**Exercise description**
The records below must be duplicated exactly, character for character.

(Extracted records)

+++

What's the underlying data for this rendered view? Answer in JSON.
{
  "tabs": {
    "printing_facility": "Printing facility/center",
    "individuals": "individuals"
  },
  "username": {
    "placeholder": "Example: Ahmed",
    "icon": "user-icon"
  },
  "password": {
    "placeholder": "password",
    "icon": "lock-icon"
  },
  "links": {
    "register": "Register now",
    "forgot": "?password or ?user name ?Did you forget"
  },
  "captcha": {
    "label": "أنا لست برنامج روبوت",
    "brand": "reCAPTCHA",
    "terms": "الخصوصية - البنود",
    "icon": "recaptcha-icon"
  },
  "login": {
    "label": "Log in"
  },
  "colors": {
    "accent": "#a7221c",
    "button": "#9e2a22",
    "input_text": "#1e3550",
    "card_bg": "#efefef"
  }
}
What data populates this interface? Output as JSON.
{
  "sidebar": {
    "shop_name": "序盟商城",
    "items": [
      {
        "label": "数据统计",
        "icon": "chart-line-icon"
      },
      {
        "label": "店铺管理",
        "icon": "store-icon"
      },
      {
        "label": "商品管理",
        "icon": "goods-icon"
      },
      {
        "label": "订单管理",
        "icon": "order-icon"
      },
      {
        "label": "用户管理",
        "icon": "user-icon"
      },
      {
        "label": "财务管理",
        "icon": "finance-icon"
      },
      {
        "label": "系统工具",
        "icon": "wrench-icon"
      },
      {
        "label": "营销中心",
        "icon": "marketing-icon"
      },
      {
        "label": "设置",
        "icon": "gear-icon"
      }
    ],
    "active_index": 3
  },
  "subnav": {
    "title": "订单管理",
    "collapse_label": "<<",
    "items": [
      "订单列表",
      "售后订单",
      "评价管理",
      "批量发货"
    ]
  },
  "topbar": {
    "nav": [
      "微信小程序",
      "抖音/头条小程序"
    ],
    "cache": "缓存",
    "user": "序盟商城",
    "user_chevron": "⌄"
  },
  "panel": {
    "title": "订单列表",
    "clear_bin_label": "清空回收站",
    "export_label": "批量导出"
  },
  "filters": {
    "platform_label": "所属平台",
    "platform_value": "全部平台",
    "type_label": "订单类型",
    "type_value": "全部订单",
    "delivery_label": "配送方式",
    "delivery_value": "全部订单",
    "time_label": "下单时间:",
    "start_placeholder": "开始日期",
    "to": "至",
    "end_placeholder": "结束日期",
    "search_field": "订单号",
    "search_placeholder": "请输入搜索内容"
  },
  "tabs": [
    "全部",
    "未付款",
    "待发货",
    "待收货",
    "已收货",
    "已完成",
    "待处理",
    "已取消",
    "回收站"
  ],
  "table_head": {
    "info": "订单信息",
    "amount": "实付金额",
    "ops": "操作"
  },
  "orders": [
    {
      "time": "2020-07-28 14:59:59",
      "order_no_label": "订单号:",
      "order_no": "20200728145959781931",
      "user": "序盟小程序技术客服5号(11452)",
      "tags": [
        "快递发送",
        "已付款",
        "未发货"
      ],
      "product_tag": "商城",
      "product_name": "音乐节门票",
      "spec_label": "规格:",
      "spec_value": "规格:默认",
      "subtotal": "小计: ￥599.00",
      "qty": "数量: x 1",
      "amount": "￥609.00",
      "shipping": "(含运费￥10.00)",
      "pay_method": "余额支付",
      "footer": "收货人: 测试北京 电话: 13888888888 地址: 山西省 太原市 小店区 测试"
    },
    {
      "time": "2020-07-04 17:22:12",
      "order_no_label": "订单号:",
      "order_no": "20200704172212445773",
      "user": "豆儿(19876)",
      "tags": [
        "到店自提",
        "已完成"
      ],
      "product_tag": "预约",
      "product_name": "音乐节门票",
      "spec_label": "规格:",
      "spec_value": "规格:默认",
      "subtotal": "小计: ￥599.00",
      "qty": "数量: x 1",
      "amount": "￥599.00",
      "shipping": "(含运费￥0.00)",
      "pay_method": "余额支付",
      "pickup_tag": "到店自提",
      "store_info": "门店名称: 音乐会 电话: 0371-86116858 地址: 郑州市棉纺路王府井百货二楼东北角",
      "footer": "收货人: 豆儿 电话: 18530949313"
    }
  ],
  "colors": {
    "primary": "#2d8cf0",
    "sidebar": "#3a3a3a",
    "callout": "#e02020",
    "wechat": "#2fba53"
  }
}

+++

**Expected output**
What's the underlying data for this rendered view? Answer in JSON.
{
  "tabs": {
    "printing_facility": "Printing facility/center",
    "individuals": "individuals"
  },
  "username": {
    "placeholder": "Example: Ahmed",
    "icon": "user-icon"
  },
  "password": {
    "placeholder": "password",
    "icon": "lock-icon"
  },
  "links": {
    "register": "Register now",
    "forgot": "?password or ?user name ?Did you forget"
  },
  "captcha": {
    "label": "أنا لست برنامج روبوت",
    "brand": "reCAPTCHA",
    "terms": "الخصوصية - البنود",
    "icon": "recaptcha-icon"
  },
  "login": {
    "label": "Log in"
  },
  "colors": {
    "accent": "#a7221c",
    "button": "#9e2a22",
    "input_text": "#1e3550",
    "card_bg": "#efefef"
  }
}
What data populates this interface? Output as JSON.
{
  "sidebar": {
    "shop_name": "序盟商城",
    "items": [
      {
        "label": "数据统计",
        "icon": "chart-line-icon"
      },
      {
        "label": "店铺管理",
        "icon": "store-icon"
      },
      {
        "label": "商品管理",
        "icon": "goods-icon"
      },
      {
        "label": "订单管理",
        "icon": "order-icon"
      },
      {
        "label": "用户管理",
        "icon": "user-icon"
      },
      {
        "label": "财务管理",
        "icon": "finance-icon"
      },
      {
        "label": "系统工具",
        "icon": "wrench-icon"
      },
      {
        "label": "营销中心",
        "icon": "marketing-icon"
      },
      {
        "label": "设置",
        "icon": "gear-icon"
      }
    ],
    "active_index": 3
  },
  "subnav": {
    "title": "订单管理",
    "collapse_label": "<<",
    "items": [
      "订单列表",
      "售后订单",
      "评价管理",
      "批量发货"
    ]
  },
  "topbar": {
    "nav": [
      "微信小程序",
      "抖音/头条小程序"
    ],
    "cache": "缓存",
    "user": "序盟商城",
    "user_chevron": "⌄"
  },
  "panel": {
    "title": "订单列表",
    "clear_bin_label": "清空回收站",
    "export_label": "批量导出"
  },
  "filters": {
    "platform_label": "所属平台",
    "platform_value": "全部平台",
    "type_label": "订单类型",
    "type_value": "全部订单",
    "delivery_label": "配送方式",
    "delivery_value": "全部订单",
    "time_label": "下单时间:",
    "start_placeholder": "开始日期",
    "to": "至",
    "end_placeholder": "结束日期",
    "search_field": "订单号",
    "search_placeholder": "请输入搜索内容"
  },
  "tabs": [
    "全部",
    "未付款",
    "待发货",
    "待收货",
    "已收货",
    "已完成",
    "待处理",
    "已取消",
    "回收站"
  ],
  "table_head": {
    "info": "订单信息",
    "amount": "实付金额",
    "ops": "操作"
  },
  "orders": [
    {
      "time": "2020-07-28 14:59:59",
      "order_no_label": "订单号:",
      "order_no": "20200728145959781931",
      "user": "序盟小程序技术客服5号(11452)",
      "tags": [
        "快递发送",
        "已付款",
        "未发货"
      ],
      "product_tag": "商城",
      "product_name": "音乐节门票",
      "spec_label": "规格:",
      "spec_value": "规格:默认",
      "subtotal": "小计: ￥599.00",
      "qty": "数量: x 1",
      "amount": "￥609.00",
      "shipping": "(含运费￥10.00)",
      "pay_method": "余额支付",
      "footer": "收货人: 测试北京 电话: 13888888888 地址: 山西省 太原市 小店区 测试"
    },
    {
      "time": "2020-07-04 17:22:12",
      "order_no_label": "订单号:",
      "order_no": "20200704172212445773",
      "user": "豆儿(19876)",
      "tags": [
        "到店自提",
        "已完成"
      ],
      "product_tag": "预约",
      "product_name": "音乐节门票",
      "spec_label": "规格:",
      "spec_value": "规格:默认",
      "subtotal": "小计: ￥599.00",
      "qty": "数量: x 1",
      "amount": "￥599.00",
      "shipping": "(含运费￥0.00)",
      "pay_method": "余额支付",
      "pickup_tag": "到店自提",
      "store_info": "门店名称: 音乐会 电话: 0371-86116858 地址: 郑州市棉纺路王府井百货二楼东北角",
      "footer": "收货人: 豆儿 电话: 18530949313"
    }
  ],
  "colors": {
    "primary": "#2d8cf0",
    "sidebar": "#3a3a3a",
    "callout": "#e02020",
    "wechat": "#2fba53"
  }
}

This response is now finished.